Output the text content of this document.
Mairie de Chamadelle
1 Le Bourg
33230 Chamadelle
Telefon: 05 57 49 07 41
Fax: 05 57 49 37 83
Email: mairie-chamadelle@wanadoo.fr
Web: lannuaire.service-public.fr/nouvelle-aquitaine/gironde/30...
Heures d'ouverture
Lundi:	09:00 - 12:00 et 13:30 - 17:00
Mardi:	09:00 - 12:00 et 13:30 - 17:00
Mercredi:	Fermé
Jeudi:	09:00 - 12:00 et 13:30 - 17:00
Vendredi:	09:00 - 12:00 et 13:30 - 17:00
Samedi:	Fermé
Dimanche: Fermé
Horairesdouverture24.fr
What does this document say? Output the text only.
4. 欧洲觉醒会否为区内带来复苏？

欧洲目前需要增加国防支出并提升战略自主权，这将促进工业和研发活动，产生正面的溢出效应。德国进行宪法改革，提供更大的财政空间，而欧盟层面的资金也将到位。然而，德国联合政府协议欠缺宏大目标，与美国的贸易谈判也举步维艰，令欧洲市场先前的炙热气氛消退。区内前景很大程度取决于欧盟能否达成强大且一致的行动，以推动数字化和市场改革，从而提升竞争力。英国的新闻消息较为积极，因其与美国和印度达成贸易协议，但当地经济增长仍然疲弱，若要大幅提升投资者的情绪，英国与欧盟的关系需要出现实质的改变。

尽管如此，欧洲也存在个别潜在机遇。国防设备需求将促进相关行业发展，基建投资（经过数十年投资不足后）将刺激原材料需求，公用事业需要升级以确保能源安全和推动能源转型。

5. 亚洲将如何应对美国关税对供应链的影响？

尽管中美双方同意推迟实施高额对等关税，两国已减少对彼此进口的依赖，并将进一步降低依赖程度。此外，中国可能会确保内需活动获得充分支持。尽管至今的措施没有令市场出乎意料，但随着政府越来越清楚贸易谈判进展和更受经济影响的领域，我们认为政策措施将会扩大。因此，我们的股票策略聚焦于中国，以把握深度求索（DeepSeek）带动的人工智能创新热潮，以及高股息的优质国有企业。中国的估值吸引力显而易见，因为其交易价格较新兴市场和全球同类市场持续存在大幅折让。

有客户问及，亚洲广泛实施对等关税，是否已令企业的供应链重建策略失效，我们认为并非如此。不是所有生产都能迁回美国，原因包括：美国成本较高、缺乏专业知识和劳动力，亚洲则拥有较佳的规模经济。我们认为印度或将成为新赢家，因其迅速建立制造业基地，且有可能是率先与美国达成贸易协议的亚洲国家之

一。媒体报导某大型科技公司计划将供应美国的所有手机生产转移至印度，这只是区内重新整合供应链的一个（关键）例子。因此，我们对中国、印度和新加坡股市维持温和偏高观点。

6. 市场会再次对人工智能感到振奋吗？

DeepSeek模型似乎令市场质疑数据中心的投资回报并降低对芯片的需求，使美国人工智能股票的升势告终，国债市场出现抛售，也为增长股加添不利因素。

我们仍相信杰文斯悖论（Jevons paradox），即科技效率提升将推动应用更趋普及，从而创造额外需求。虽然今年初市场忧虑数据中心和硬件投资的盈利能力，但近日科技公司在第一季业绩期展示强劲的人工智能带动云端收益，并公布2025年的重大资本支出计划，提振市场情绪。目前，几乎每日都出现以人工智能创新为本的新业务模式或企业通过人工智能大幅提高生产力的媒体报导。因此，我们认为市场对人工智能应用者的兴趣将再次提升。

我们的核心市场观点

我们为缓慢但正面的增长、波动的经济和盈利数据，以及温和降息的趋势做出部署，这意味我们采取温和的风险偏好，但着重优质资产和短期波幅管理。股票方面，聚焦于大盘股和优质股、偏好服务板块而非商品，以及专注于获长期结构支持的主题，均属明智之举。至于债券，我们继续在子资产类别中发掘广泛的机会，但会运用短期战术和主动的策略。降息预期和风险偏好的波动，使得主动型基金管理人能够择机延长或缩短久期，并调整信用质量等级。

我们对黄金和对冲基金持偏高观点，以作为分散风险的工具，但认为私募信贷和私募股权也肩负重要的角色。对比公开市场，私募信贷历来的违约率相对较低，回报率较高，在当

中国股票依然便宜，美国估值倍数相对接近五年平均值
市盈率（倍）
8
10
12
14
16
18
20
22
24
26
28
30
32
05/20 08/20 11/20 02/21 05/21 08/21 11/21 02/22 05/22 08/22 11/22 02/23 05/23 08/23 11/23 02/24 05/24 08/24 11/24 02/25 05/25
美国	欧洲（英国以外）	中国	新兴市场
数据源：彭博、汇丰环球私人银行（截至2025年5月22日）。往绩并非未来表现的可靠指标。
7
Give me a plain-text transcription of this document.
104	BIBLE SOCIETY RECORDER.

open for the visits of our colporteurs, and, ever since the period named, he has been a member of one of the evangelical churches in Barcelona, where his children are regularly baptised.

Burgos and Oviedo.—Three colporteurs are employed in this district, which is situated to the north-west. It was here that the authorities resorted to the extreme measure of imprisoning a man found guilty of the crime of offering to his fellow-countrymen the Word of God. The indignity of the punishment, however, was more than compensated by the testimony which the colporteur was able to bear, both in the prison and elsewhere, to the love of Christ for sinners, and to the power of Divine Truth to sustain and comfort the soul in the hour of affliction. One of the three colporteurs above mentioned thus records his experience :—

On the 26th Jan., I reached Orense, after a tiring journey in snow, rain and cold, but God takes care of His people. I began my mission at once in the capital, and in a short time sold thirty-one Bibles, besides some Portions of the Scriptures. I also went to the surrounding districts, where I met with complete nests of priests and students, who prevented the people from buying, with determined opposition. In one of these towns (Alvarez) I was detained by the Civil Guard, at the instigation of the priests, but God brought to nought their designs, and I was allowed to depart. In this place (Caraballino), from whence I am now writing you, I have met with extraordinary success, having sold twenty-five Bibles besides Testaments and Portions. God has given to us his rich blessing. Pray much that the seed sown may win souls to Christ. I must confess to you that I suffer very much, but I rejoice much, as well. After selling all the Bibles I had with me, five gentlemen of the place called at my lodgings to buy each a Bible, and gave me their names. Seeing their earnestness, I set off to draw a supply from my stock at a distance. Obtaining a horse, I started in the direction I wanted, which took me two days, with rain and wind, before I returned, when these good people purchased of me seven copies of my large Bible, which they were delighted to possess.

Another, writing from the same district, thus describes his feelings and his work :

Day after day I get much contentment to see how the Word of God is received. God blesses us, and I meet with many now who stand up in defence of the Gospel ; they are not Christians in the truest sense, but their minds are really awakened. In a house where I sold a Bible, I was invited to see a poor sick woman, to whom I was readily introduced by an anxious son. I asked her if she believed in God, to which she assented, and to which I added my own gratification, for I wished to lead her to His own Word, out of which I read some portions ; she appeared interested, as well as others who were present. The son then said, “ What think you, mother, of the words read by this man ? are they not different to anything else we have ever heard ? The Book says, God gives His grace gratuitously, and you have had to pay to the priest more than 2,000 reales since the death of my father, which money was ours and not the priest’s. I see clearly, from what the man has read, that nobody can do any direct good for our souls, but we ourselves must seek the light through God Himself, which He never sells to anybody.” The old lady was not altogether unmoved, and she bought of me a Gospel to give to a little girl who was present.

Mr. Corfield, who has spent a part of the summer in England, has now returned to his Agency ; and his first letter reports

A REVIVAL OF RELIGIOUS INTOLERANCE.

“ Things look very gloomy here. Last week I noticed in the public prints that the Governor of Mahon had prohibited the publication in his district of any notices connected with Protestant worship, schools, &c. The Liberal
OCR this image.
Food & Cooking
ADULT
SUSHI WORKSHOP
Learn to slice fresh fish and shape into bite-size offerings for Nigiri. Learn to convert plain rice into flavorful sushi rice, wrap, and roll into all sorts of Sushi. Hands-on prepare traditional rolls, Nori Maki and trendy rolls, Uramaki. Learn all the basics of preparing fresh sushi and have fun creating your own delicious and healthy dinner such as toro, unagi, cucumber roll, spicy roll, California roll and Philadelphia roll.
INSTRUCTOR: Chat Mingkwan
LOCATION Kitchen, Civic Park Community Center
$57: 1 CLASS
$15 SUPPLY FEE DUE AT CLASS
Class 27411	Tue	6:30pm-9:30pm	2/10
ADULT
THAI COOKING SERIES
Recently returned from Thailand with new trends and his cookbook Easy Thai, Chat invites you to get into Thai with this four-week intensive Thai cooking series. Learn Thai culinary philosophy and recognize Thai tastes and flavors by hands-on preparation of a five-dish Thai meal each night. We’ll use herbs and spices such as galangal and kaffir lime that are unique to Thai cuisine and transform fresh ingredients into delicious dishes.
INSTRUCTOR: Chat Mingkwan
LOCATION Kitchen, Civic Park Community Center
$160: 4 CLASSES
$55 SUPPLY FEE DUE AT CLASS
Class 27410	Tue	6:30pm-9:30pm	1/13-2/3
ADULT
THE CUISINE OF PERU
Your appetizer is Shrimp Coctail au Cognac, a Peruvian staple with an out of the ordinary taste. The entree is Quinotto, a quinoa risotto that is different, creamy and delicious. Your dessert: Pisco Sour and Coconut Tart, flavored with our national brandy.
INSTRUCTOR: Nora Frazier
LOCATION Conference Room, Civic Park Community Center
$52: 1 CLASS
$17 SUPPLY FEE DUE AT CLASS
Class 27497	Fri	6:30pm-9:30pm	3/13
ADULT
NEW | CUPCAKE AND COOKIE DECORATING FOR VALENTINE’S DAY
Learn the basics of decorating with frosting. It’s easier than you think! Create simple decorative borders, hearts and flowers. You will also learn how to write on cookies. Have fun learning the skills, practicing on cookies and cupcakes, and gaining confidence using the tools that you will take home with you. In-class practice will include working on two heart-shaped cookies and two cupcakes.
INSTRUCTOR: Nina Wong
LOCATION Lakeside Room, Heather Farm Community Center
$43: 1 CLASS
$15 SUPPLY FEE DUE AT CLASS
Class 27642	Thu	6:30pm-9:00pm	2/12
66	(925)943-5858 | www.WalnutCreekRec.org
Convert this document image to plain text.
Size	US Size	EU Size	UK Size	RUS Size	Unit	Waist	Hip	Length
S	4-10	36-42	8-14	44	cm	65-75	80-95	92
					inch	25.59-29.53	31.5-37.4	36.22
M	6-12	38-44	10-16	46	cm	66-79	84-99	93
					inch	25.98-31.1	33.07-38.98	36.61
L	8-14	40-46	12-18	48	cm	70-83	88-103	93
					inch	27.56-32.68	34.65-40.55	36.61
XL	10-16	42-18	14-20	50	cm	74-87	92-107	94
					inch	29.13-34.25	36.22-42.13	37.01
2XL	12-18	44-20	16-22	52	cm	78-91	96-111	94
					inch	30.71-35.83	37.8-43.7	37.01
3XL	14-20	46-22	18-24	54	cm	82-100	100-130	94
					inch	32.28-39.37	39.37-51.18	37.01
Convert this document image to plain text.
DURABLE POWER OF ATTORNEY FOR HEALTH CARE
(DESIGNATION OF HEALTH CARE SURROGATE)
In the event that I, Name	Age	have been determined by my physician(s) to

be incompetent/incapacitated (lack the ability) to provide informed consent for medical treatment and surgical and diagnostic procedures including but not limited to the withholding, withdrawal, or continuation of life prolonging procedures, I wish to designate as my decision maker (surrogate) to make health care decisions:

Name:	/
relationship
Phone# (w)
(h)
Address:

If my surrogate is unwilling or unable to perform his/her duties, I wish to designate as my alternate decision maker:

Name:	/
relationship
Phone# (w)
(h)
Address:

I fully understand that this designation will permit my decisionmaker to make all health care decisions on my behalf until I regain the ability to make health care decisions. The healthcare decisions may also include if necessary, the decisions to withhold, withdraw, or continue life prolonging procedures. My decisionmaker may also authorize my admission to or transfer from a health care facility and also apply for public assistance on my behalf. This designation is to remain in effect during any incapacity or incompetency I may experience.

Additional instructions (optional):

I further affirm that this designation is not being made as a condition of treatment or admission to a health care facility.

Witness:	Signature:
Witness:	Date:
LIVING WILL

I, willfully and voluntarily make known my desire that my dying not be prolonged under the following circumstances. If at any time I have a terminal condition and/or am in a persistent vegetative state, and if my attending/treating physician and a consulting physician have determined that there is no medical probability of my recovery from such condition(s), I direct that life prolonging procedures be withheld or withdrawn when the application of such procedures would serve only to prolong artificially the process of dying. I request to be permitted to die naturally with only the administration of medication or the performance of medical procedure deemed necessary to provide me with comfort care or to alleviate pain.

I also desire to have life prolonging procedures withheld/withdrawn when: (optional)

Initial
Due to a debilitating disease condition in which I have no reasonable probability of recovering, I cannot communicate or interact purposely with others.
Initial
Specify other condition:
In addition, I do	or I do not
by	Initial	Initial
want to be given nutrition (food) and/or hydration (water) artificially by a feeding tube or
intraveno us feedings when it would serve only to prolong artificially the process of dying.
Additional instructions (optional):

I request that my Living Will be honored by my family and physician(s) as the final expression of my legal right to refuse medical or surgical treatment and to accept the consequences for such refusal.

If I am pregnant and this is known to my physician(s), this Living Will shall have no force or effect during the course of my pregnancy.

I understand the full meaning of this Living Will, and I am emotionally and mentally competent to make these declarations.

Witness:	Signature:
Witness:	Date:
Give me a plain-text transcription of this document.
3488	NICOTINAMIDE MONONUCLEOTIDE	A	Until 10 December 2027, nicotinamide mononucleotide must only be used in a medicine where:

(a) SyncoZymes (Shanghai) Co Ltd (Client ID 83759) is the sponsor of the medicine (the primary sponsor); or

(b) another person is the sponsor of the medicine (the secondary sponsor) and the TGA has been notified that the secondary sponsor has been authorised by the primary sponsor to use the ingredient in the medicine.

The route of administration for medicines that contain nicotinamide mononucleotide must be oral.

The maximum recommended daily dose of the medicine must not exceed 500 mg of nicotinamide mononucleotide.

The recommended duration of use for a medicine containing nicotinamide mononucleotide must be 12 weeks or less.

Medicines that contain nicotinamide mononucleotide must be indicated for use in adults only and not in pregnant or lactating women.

* _SET PROBLEM_
Where a line of the entries contains the word "Learn", copy that line.

* _TASK SOLUTION_
Learn to slice fresh fish and shape into bite-size offerings for Nigiri. Learn to convert plain rice into flavorful sushi rice, wrap, and roll into all sorts of Sushi. Hands-on prepare traditional rolls, Nori Maki and trendy rolls, Uramaki. Learn all the basics of preparing fresh sushi and have fun creating your own delicious and healthy dinner such as toro, unagi, cucumber roll, spicy roll, California roll and Philadelphia roll.
Recently returned from Thailand with new trends and his cookbook Easy Thai, Chat invites you to get into Thai with this four-week intensive Thai cooking series. Learn Thai culinary philosophy and recognize Thai tastes and flavors by hands-on preparation of a five-dish Thai meal each night. We’ll use herbs and spices such as galangal and kaffir lime that are unique to Thai cuisine and transform fresh ingredients into delicious dishes.
Learn the basics of decorating with frosting. It’s easier than you think! Create simple decorative borders, hearts and flowers. You will also learn how to write on cookies. Have fun learning the skills, practicing on cookies and cupcakes, and gaining confidence using the tools that you will take home with you. In-class practice will include working on two heart-shaped cookies and two cupcakes.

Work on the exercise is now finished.